## WHAT IS REQUIRED:
Using the listing below, copy every line that mentions "ſubit".

[Data excerpts]
◇ ◇ ◇ ◇
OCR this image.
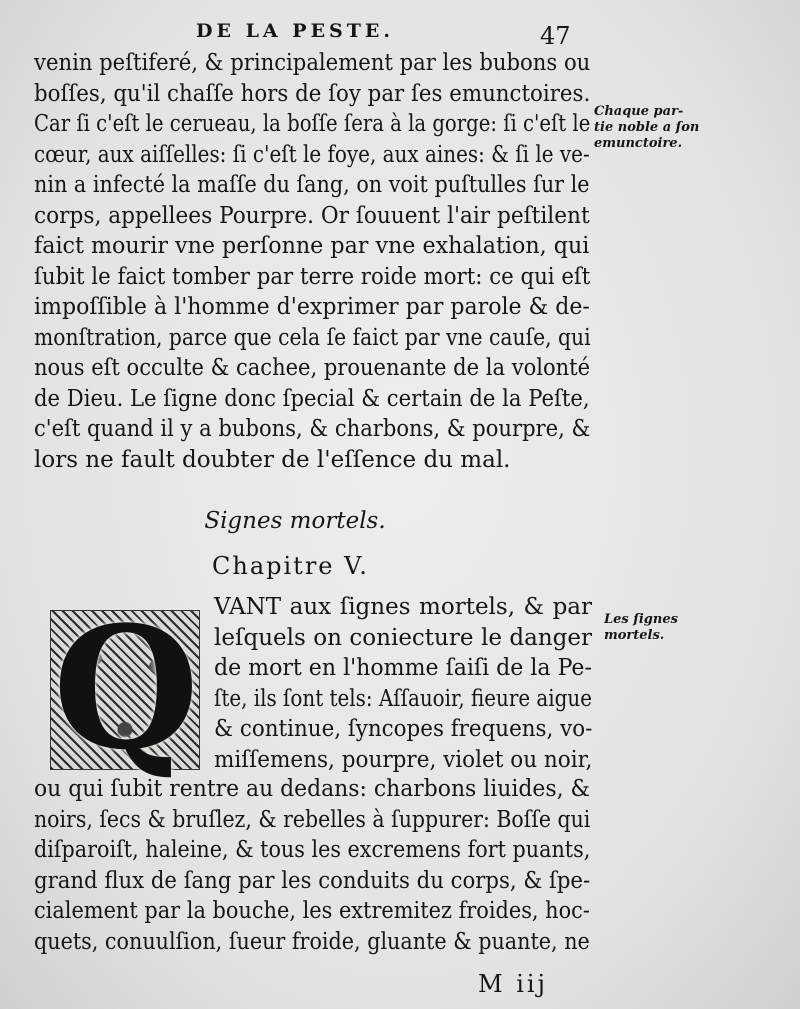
DE LA PESTE.	47
venin peſtiferé, & principalement par les bubons ou
boſſes, qu'il chaſſe hors de ſoy par ſes emunctoires.
Car ſi c'eſt le cerueau, la boſſe ſera à la gorge: ſi c'eſt le
cœur, aux aiſſelles: ſi c'eſt le foye, aux aines: & ſi le ve-
nin a infecté la maſſe du ſang, on voit puſtulles ſur le
corps, appellees Pourpre. Or ſouuent l'air peſtilent
faict mourir vne perſonne par vne exhalation, qui
ſubit le faict tomber par terre roide mort: ce qui eſt
impoſſible à l'homme d'exprimer par parole & de-
monſtration, parce que cela ſe faict par vne cauſe, qui
nous eſt occulte & cachee, prouenante de la volonté
de Dieu. Le ſigne donc ſpecial & certain de la Peſte,
c'eſt quand il y a bubons, & charbons, & pourpre, &
lors ne fault doubter de l'eſſence du mal.
Chaque par-
tie noble a ſon
emunctoire.
Signes mortels.
Chapitre V.
Q VANT aux ſignes mortels, & par
leſquels on coniecture le danger
de mort en l'homme ſaiſi de la Pe-
ſte, ils ſont tels: Aſſauoir, fieure aigue
& continue, ſyncopes frequens, vo-
miſſemens, pourpre, violet ou noir,
Les ſignes
mortels.
ou qui ſubit rentre au dedans: charbons liuides, &
noirs, ſecs & bruſlez, & rebelles à ſuppurer: Boſſe qui
diſparoiſt, haleine, & tous les excremens fort puants,
grand flux de ſang par les conduits du corps, & ſpe-
cialement par la bouche, les extremitez froides, hoc-
quets, conuulſion, ſueur froide, gluante & puante, ne
M iij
◇ ◇ ◇ ◇
## REPLY:
ſubit le faict tomber par terre roide mort: ce qui eſt
ou qui ſubit rentre au dedans: charbons liuides, &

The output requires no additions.